_TASK PROMPT_: Work out the number of lines with "letých" in them. Reply with that number and no other words.
◆ ◆ ◆ ◆ ◆
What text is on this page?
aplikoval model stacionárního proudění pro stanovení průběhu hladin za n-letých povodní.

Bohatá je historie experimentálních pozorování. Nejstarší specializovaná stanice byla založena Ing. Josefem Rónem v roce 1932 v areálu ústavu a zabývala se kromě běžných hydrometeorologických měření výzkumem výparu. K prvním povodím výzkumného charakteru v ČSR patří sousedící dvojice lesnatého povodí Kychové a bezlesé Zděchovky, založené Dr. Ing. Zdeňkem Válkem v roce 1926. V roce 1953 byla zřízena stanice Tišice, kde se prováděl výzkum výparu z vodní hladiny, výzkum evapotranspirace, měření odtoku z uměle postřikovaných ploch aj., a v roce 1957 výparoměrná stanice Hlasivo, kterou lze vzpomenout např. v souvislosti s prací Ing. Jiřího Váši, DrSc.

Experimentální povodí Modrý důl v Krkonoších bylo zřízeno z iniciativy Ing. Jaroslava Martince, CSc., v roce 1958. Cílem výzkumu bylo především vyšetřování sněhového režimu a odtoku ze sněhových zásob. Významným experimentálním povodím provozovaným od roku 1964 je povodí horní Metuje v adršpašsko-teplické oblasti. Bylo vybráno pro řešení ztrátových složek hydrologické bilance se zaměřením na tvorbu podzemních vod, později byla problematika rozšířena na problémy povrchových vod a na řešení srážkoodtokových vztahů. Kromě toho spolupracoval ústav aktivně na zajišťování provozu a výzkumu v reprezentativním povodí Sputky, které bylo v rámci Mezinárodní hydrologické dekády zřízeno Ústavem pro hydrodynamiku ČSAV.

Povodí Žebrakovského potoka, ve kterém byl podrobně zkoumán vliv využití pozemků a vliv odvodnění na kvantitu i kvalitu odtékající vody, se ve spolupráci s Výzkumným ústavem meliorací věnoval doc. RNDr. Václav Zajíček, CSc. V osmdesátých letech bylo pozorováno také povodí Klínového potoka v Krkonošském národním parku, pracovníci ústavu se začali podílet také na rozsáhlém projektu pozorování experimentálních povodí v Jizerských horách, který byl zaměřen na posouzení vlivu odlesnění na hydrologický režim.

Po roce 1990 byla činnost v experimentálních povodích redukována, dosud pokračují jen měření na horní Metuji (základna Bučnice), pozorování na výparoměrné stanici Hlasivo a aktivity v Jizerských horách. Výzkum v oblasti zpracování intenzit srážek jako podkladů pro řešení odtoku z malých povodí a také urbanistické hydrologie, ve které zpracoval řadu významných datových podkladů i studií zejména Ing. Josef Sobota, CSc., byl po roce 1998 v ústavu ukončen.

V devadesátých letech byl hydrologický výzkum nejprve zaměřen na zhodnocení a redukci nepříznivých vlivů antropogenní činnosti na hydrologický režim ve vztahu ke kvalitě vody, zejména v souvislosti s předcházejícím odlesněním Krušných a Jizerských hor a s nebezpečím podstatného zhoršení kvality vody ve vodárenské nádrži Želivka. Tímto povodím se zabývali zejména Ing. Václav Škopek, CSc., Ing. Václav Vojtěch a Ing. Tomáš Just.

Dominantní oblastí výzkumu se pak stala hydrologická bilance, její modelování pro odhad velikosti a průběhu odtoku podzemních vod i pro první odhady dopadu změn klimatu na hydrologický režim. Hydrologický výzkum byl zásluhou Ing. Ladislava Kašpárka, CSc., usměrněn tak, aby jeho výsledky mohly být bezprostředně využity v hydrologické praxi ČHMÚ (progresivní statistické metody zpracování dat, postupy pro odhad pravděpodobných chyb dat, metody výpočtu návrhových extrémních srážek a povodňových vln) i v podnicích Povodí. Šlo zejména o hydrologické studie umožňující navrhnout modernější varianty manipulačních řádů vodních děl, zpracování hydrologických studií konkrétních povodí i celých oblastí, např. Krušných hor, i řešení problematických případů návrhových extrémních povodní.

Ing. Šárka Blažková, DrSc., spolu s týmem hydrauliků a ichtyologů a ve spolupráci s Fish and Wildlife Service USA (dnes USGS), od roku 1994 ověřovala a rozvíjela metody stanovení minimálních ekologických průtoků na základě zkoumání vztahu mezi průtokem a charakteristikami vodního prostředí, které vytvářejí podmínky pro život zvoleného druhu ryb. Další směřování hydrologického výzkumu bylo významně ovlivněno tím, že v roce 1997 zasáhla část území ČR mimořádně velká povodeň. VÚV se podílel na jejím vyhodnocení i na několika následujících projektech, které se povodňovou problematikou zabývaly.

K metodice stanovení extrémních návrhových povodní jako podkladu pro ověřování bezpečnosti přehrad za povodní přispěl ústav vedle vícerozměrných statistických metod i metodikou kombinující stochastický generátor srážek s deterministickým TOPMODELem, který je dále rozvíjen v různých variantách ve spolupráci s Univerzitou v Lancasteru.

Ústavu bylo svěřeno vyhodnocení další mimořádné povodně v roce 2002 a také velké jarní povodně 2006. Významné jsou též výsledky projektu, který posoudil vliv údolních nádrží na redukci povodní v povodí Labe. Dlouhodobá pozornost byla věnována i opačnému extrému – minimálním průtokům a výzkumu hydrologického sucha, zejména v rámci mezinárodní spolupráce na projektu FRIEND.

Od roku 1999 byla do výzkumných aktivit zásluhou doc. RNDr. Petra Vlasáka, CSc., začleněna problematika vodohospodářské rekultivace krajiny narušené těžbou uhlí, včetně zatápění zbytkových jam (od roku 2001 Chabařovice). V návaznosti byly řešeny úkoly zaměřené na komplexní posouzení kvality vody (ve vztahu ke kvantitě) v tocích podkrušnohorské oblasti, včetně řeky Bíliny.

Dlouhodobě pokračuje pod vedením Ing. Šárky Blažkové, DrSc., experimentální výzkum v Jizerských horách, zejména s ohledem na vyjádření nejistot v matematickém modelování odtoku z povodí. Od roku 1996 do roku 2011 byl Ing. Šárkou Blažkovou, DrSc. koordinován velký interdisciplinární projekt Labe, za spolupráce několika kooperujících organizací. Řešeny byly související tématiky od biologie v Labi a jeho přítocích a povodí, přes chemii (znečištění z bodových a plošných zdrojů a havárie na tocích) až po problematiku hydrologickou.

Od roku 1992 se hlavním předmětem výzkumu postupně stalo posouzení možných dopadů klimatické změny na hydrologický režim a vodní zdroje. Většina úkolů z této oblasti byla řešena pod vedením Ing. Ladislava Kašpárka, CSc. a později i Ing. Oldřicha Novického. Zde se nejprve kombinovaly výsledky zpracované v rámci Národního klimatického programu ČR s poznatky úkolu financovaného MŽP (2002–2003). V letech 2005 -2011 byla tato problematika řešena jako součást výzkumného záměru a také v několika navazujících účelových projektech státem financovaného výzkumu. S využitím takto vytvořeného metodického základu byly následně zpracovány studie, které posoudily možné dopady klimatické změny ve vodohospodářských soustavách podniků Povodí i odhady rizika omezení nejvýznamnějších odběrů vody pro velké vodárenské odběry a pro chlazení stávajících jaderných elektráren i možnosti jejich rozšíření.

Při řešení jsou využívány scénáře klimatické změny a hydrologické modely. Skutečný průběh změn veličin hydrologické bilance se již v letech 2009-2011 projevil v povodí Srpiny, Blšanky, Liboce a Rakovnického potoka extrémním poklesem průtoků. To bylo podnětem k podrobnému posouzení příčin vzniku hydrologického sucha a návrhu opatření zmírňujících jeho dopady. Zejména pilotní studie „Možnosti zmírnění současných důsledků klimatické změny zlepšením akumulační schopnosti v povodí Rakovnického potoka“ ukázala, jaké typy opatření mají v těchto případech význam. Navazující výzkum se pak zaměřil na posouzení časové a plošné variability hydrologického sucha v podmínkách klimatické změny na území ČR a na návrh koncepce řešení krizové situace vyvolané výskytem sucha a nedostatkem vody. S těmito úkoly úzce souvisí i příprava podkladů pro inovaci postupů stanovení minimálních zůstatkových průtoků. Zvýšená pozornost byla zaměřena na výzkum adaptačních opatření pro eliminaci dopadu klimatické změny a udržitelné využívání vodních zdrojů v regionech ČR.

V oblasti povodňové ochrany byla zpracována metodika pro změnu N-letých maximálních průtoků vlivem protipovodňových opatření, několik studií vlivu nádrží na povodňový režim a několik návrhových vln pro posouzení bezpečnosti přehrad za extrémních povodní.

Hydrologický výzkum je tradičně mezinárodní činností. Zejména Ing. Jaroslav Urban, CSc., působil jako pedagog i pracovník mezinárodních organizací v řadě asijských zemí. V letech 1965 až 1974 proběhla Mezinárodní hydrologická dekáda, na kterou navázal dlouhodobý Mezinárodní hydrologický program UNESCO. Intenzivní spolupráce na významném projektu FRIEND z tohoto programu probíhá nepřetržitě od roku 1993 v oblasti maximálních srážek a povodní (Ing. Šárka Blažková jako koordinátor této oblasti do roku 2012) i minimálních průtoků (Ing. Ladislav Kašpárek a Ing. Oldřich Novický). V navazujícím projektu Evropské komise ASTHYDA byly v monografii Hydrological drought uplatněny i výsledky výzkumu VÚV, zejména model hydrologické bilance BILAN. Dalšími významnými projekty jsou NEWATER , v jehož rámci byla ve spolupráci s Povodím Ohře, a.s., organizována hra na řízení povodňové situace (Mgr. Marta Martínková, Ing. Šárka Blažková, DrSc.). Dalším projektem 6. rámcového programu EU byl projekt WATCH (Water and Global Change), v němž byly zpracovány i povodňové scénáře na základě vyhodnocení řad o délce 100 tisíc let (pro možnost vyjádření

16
◆ ◆ ◆ ◆ ◆
_ANSWER IN FULL_: 2